[Figure record extracts]
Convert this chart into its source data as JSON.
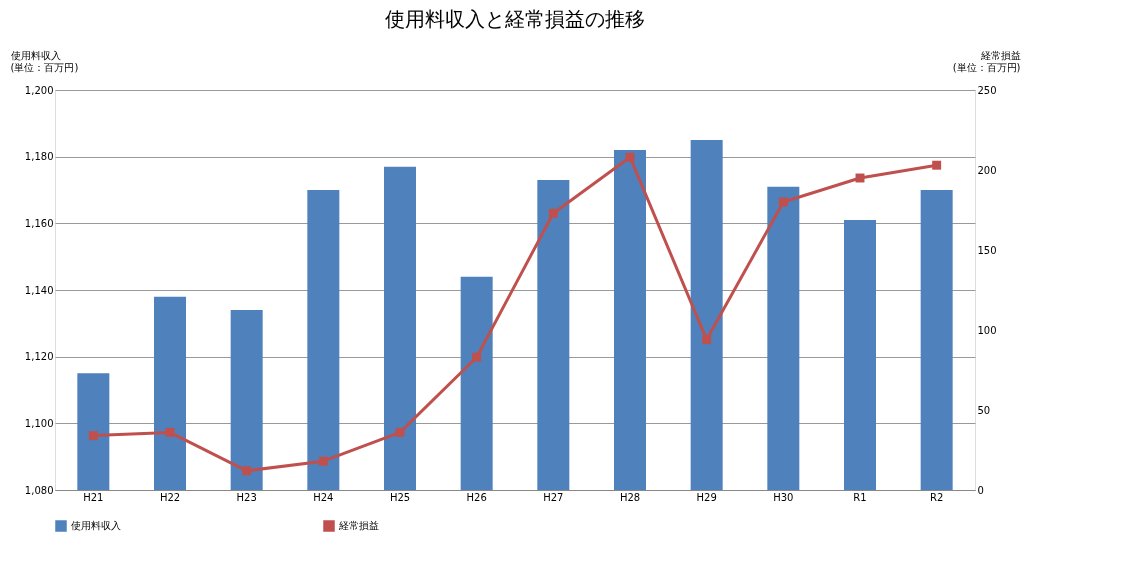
{
  "chart_data": {
    "type": "bar",
    "title": "使用料収入と経常損益の推移",
    "ylabel": "使用料収入\n(単位：百万円)",
    "y2label": "経常損益\n(単位：百万円)",
    "categories": [
      "H21",
      "H22",
      "H23",
      "H24",
      "H25",
      "H26",
      "H27",
      "H28",
      "H29",
      "H30",
      "R1",
      "R2"
    ],
    "series": [
      {
        "name": "使用料収入",
        "color": "#4f81bd",
        "values": [
          1115,
          1138,
          1134,
          1170,
          1177,
          1144,
          1173,
          1182,
          1185,
          1171,
          1161,
          1170
        ]
      },
      {
        "name": "経常損益",
        "type": "line",
        "axis": "y2",
        "color": "#c0504d",
        "marker": "square",
        "values": [
          34,
          36,
          12,
          18,
          36,
          83,
          173,
          208,
          94,
          180,
          195,
          203
        ]
      }
    ],
    "ylim": [
      1080,
      1200
    ],
    "yticks": [
      {
        "value": 1080,
        "label": "1,080"
      },
      {
        "value": 1100,
        "label": "1,100"
      },
      {
        "value": 1120,
        "label": "1,120"
      },
      {
        "value": 1140,
        "label": "1,140"
      },
      {
        "value": 1160,
        "label": "1,160"
      },
      {
        "value": 1180,
        "label": "1,180"
      },
      {
        "value": 1200,
        "label": "1,200"
      }
    ],
    "y2lim": [
      0,
      250
    ],
    "y2ticks": [
      0,
      50,
      100,
      150,
      200,
      250
    ],
    "grid": "y",
    "legend": "bottom"
  }
}
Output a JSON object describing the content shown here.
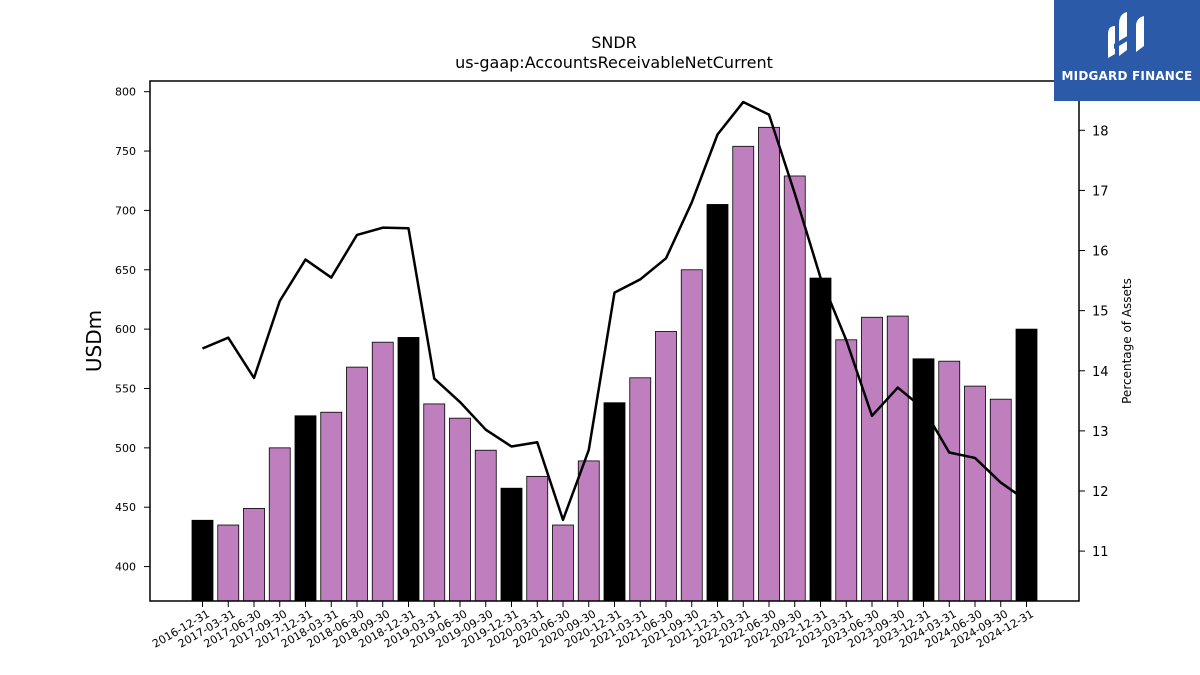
{
  "logo": {
    "text": "MIDGARD FINANCE",
    "icon": "midgard-logo-icon",
    "background": "#2b5aa8"
  },
  "chart_data": {
    "type": "bar",
    "title": "SNDR",
    "subtitle": "us-gaap:AccountsReceivableNetCurrent",
    "ylabel": "USDm",
    "y2label": "Percentage of Assets",
    "ylim": [
      371,
      809
    ],
    "y2lim": [
      10.17,
      18.82
    ],
    "yticks": [
      400,
      450,
      500,
      550,
      600,
      650,
      700,
      750,
      800
    ],
    "y2ticks": [
      11,
      12,
      13,
      14,
      15,
      16,
      17,
      18
    ],
    "grid": false,
    "colors": {
      "bar_q4": "#000000",
      "bar_other": "#bf7fbf",
      "line": "#000000"
    },
    "categories": [
      "2016-12-31",
      "2017-03-31",
      "2017-06-30",
      "2017-09-30",
      "2017-12-31",
      "2018-03-31",
      "2018-06-30",
      "2018-09-30",
      "2018-12-31",
      "2019-03-31",
      "2019-06-30",
      "2019-09-30",
      "2019-12-31",
      "2020-03-31",
      "2020-06-30",
      "2020-09-30",
      "2020-12-31",
      "2021-03-31",
      "2021-06-30",
      "2021-09-30",
      "2021-12-31",
      "2022-03-31",
      "2022-06-30",
      "2022-09-30",
      "2022-12-31",
      "2023-03-31",
      "2023-06-30",
      "2023-09-30",
      "2023-12-31",
      "2024-03-31",
      "2024-06-30",
      "2024-09-30",
      "2024-12-31"
    ],
    "series": [
      {
        "type": "bar",
        "axis": "left",
        "values": [
          439,
          435,
          449,
          500,
          527,
          530,
          568,
          589,
          593,
          537,
          525,
          498,
          466,
          476,
          435,
          489,
          538,
          559,
          598,
          650,
          705,
          754,
          770,
          729,
          643,
          591,
          610,
          611,
          575,
          573,
          552,
          541,
          600
        ]
      },
      {
        "type": "line",
        "axis": "right",
        "values": [
          14.37,
          14.55,
          13.88,
          15.16,
          15.85,
          15.55,
          16.26,
          16.38,
          16.37,
          13.87,
          13.48,
          13.02,
          12.74,
          12.81,
          11.52,
          12.68,
          15.3,
          15.52,
          15.87,
          16.8,
          17.93,
          18.47,
          18.26,
          16.95,
          15.55,
          14.51,
          13.25,
          13.72,
          13.37,
          12.64,
          12.55,
          12.14,
          11.84
        ]
      }
    ]
  }
}
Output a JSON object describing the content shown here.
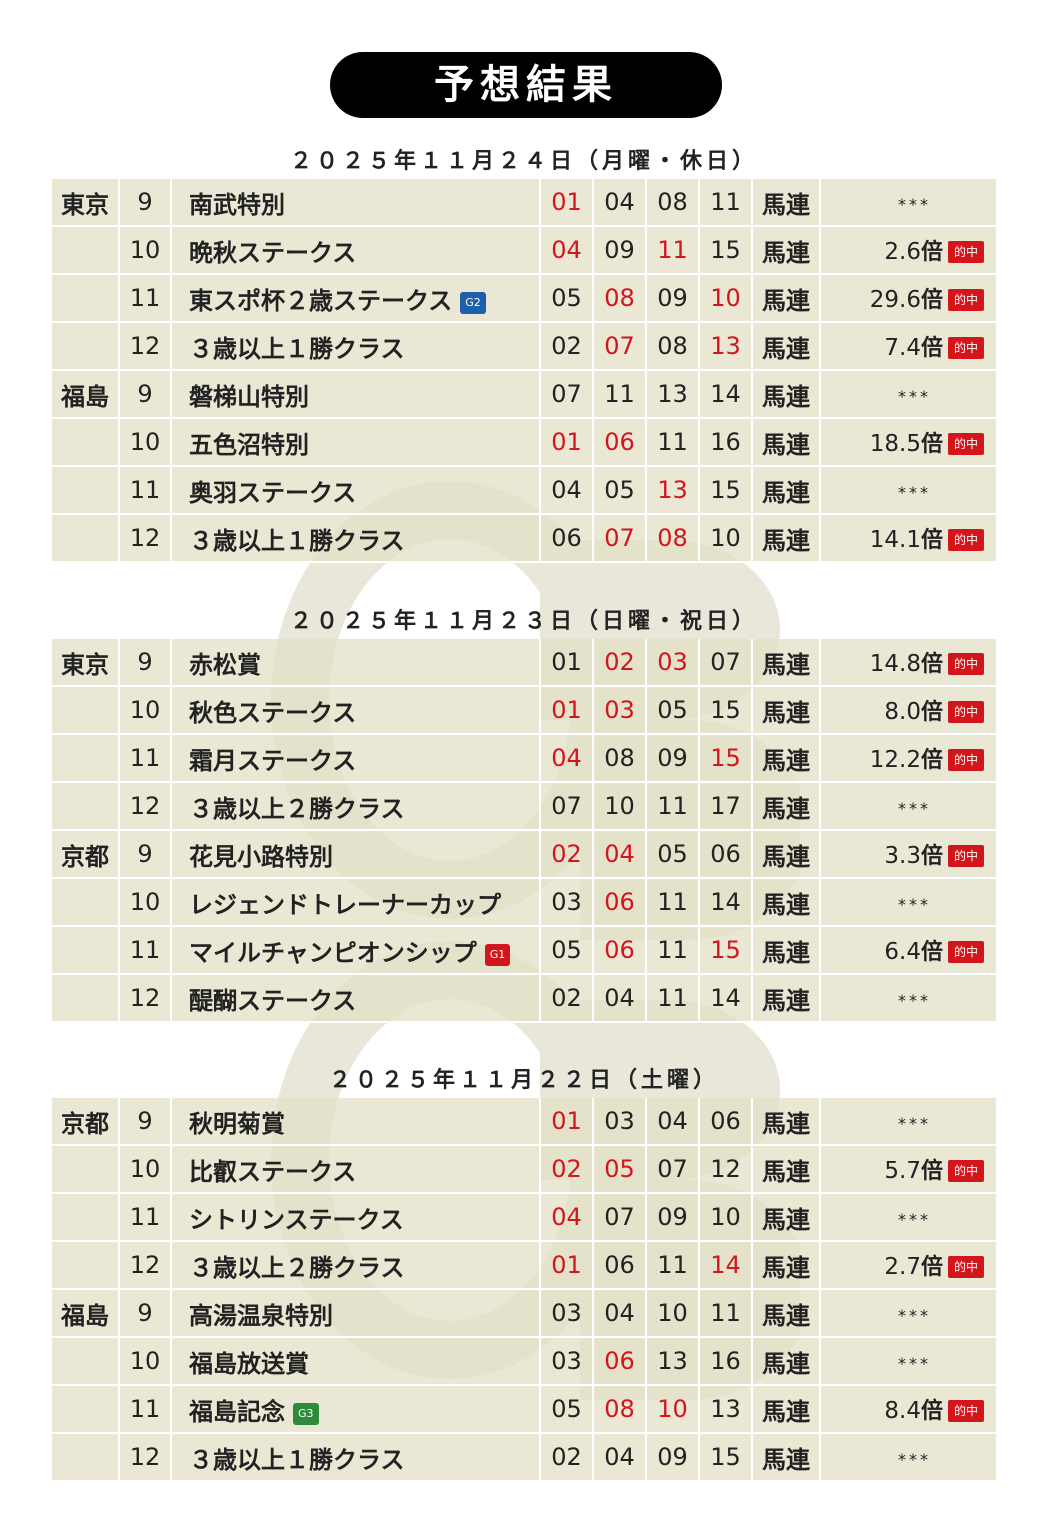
{
  "title": "予想結果",
  "colors": {
    "hit": "#d3151c",
    "G1": "#d3151c",
    "G2": "#1f5ea8",
    "G3": "#2f8a3a"
  },
  "days": [
    {
      "date": "２０２５年１１月２４日（月曜・休日）",
      "rows": [
        {
          "venue": "東京",
          "race": "9",
          "name": "南武特別",
          "grade": "",
          "horses": [
            {
              "n": "01",
              "hit": true
            },
            {
              "n": "04",
              "hit": false
            },
            {
              "n": "08",
              "hit": false
            },
            {
              "n": "11",
              "hit": false
            }
          ],
          "bet": "馬連",
          "odds": "",
          "result_label": "",
          "none": "***"
        },
        {
          "venue": "",
          "race": "10",
          "name": "晩秋ステークス",
          "grade": "",
          "horses": [
            {
              "n": "04",
              "hit": true
            },
            {
              "n": "09",
              "hit": false
            },
            {
              "n": "11",
              "hit": true
            },
            {
              "n": "15",
              "hit": false
            }
          ],
          "bet": "馬連",
          "odds": "2.6",
          "result_label": "的中",
          "none": ""
        },
        {
          "venue": "",
          "race": "11",
          "name": "東スポ杯２歳ステークス",
          "grade": "G2",
          "horses": [
            {
              "n": "05",
              "hit": false
            },
            {
              "n": "08",
              "hit": true
            },
            {
              "n": "09",
              "hit": false
            },
            {
              "n": "10",
              "hit": true
            }
          ],
          "bet": "馬連",
          "odds": "29.6",
          "result_label": "的中",
          "none": ""
        },
        {
          "venue": "",
          "race": "12",
          "name": "３歳以上１勝クラス",
          "grade": "",
          "horses": [
            {
              "n": "02",
              "hit": false
            },
            {
              "n": "07",
              "hit": true
            },
            {
              "n": "08",
              "hit": false
            },
            {
              "n": "13",
              "hit": true
            }
          ],
          "bet": "馬連",
          "odds": "7.4",
          "result_label": "的中",
          "none": ""
        },
        {
          "venue": "福島",
          "race": "9",
          "name": "磐梯山特別",
          "grade": "",
          "horses": [
            {
              "n": "07",
              "hit": false
            },
            {
              "n": "11",
              "hit": false
            },
            {
              "n": "13",
              "hit": false
            },
            {
              "n": "14",
              "hit": false
            }
          ],
          "bet": "馬連",
          "odds": "",
          "result_label": "",
          "none": "***"
        },
        {
          "venue": "",
          "race": "10",
          "name": "五色沼特別",
          "grade": "",
          "horses": [
            {
              "n": "01",
              "hit": true
            },
            {
              "n": "06",
              "hit": true
            },
            {
              "n": "11",
              "hit": false
            },
            {
              "n": "16",
              "hit": false
            }
          ],
          "bet": "馬連",
          "odds": "18.5",
          "result_label": "的中",
          "none": ""
        },
        {
          "venue": "",
          "race": "11",
          "name": "奥羽ステークス",
          "grade": "",
          "horses": [
            {
              "n": "04",
              "hit": false
            },
            {
              "n": "05",
              "hit": false
            },
            {
              "n": "13",
              "hit": true
            },
            {
              "n": "15",
              "hit": false
            }
          ],
          "bet": "馬連",
          "odds": "",
          "result_label": "",
          "none": "***"
        },
        {
          "venue": "",
          "race": "12",
          "name": "３歳以上１勝クラス",
          "grade": "",
          "horses": [
            {
              "n": "06",
              "hit": false
            },
            {
              "n": "07",
              "hit": true
            },
            {
              "n": "08",
              "hit": true
            },
            {
              "n": "10",
              "hit": false
            }
          ],
          "bet": "馬連",
          "odds": "14.1",
          "result_label": "的中",
          "none": ""
        }
      ]
    },
    {
      "date": "２０２５年１１月２３日（日曜・祝日）",
      "rows": [
        {
          "venue": "東京",
          "race": "9",
          "name": "赤松賞",
          "grade": "",
          "horses": [
            {
              "n": "01",
              "hit": false
            },
            {
              "n": "02",
              "hit": true
            },
            {
              "n": "03",
              "hit": true
            },
            {
              "n": "07",
              "hit": false
            }
          ],
          "bet": "馬連",
          "odds": "14.8",
          "result_label": "的中",
          "none": ""
        },
        {
          "venue": "",
          "race": "10",
          "name": "秋色ステークス",
          "grade": "",
          "horses": [
            {
              "n": "01",
              "hit": true
            },
            {
              "n": "03",
              "hit": true
            },
            {
              "n": "05",
              "hit": false
            },
            {
              "n": "15",
              "hit": false
            }
          ],
          "bet": "馬連",
          "odds": "8.0",
          "result_label": "的中",
          "none": ""
        },
        {
          "venue": "",
          "race": "11",
          "name": "霜月ステークス",
          "grade": "",
          "horses": [
            {
              "n": "04",
              "hit": true
            },
            {
              "n": "08",
              "hit": false
            },
            {
              "n": "09",
              "hit": false
            },
            {
              "n": "15",
              "hit": true
            }
          ],
          "bet": "馬連",
          "odds": "12.2",
          "result_label": "的中",
          "none": ""
        },
        {
          "venue": "",
          "race": "12",
          "name": "３歳以上２勝クラス",
          "grade": "",
          "horses": [
            {
              "n": "07",
              "hit": false
            },
            {
              "n": "10",
              "hit": false
            },
            {
              "n": "11",
              "hit": false
            },
            {
              "n": "17",
              "hit": false
            }
          ],
          "bet": "馬連",
          "odds": "",
          "result_label": "",
          "none": "***"
        },
        {
          "venue": "京都",
          "race": "9",
          "name": "花見小路特別",
          "grade": "",
          "horses": [
            {
              "n": "02",
              "hit": true
            },
            {
              "n": "04",
              "hit": true
            },
            {
              "n": "05",
              "hit": false
            },
            {
              "n": "06",
              "hit": false
            }
          ],
          "bet": "馬連",
          "odds": "3.3",
          "result_label": "的中",
          "none": ""
        },
        {
          "venue": "",
          "race": "10",
          "name": "レジェンドトレーナーカップ",
          "grade": "",
          "horses": [
            {
              "n": "03",
              "hit": false
            },
            {
              "n": "06",
              "hit": true
            },
            {
              "n": "11",
              "hit": false
            },
            {
              "n": "14",
              "hit": false
            }
          ],
          "bet": "馬連",
          "odds": "",
          "result_label": "",
          "none": "***"
        },
        {
          "venue": "",
          "race": "11",
          "name": "マイルチャンピオンシップ",
          "grade": "G1",
          "horses": [
            {
              "n": "05",
              "hit": false
            },
            {
              "n": "06",
              "hit": true
            },
            {
              "n": "11",
              "hit": false
            },
            {
              "n": "15",
              "hit": true
            }
          ],
          "bet": "馬連",
          "odds": "6.4",
          "result_label": "的中",
          "none": ""
        },
        {
          "venue": "",
          "race": "12",
          "name": "醍醐ステークス",
          "grade": "",
          "horses": [
            {
              "n": "02",
              "hit": false
            },
            {
              "n": "04",
              "hit": false
            },
            {
              "n": "11",
              "hit": false
            },
            {
              "n": "14",
              "hit": false
            }
          ],
          "bet": "馬連",
          "odds": "",
          "result_label": "",
          "none": "***"
        }
      ]
    },
    {
      "date": "２０２５年１１月２２日（土曜）",
      "rows": [
        {
          "venue": "京都",
          "race": "9",
          "name": "秋明菊賞",
          "grade": "",
          "horses": [
            {
              "n": "01",
              "hit": true
            },
            {
              "n": "03",
              "hit": false
            },
            {
              "n": "04",
              "hit": false
            },
            {
              "n": "06",
              "hit": false
            }
          ],
          "bet": "馬連",
          "odds": "",
          "result_label": "",
          "none": "***"
        },
        {
          "venue": "",
          "race": "10",
          "name": "比叡ステークス",
          "grade": "",
          "horses": [
            {
              "n": "02",
              "hit": true
            },
            {
              "n": "05",
              "hit": true
            },
            {
              "n": "07",
              "hit": false
            },
            {
              "n": "12",
              "hit": false
            }
          ],
          "bet": "馬連",
          "odds": "5.7",
          "result_label": "的中",
          "none": ""
        },
        {
          "venue": "",
          "race": "11",
          "name": "シトリンステークス",
          "grade": "",
          "horses": [
            {
              "n": "04",
              "hit": true
            },
            {
              "n": "07",
              "hit": false
            },
            {
              "n": "09",
              "hit": false
            },
            {
              "n": "10",
              "hit": false
            }
          ],
          "bet": "馬連",
          "odds": "",
          "result_label": "",
          "none": "***"
        },
        {
          "venue": "",
          "race": "12",
          "name": "３歳以上２勝クラス",
          "grade": "",
          "horses": [
            {
              "n": "01",
              "hit": true
            },
            {
              "n": "06",
              "hit": false
            },
            {
              "n": "11",
              "hit": false
            },
            {
              "n": "14",
              "hit": true
            }
          ],
          "bet": "馬連",
          "odds": "2.7",
          "result_label": "的中",
          "none": ""
        },
        {
          "venue": "福島",
          "race": "9",
          "name": "高湯温泉特別",
          "grade": "",
          "horses": [
            {
              "n": "03",
              "hit": false
            },
            {
              "n": "04",
              "hit": false
            },
            {
              "n": "10",
              "hit": false
            },
            {
              "n": "11",
              "hit": false
            }
          ],
          "bet": "馬連",
          "odds": "",
          "result_label": "",
          "none": "***"
        },
        {
          "venue": "",
          "race": "10",
          "name": "福島放送賞",
          "grade": "",
          "horses": [
            {
              "n": "03",
              "hit": false
            },
            {
              "n": "06",
              "hit": true
            },
            {
              "n": "13",
              "hit": false
            },
            {
              "n": "16",
              "hit": false
            }
          ],
          "bet": "馬連",
          "odds": "",
          "result_label": "",
          "none": "***"
        },
        {
          "venue": "",
          "race": "11",
          "name": "福島記念",
          "grade": "G3",
          "horses": [
            {
              "n": "05",
              "hit": false
            },
            {
              "n": "08",
              "hit": true
            },
            {
              "n": "10",
              "hit": true
            },
            {
              "n": "13",
              "hit": false
            }
          ],
          "bet": "馬連",
          "odds": "8.4",
          "result_label": "的中",
          "none": ""
        },
        {
          "venue": "",
          "race": "12",
          "name": "３歳以上１勝クラス",
          "grade": "",
          "horses": [
            {
              "n": "02",
              "hit": false
            },
            {
              "n": "04",
              "hit": false
            },
            {
              "n": "09",
              "hit": false
            },
            {
              "n": "15",
              "hit": false
            }
          ],
          "bet": "馬連",
          "odds": "",
          "result_label": "",
          "none": "***"
        }
      ]
    }
  ],
  "odds_suffix": "倍"
}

## Stated task
Return every line from the records above that holds the word "date".

## Task result
      "date": "２０２５年１１月２４日（月曜・休日）",
      "date": "２０２５年１１月２３日（日曜・祝日）",
      "date": "２０２５年１１月２２日（土曜）",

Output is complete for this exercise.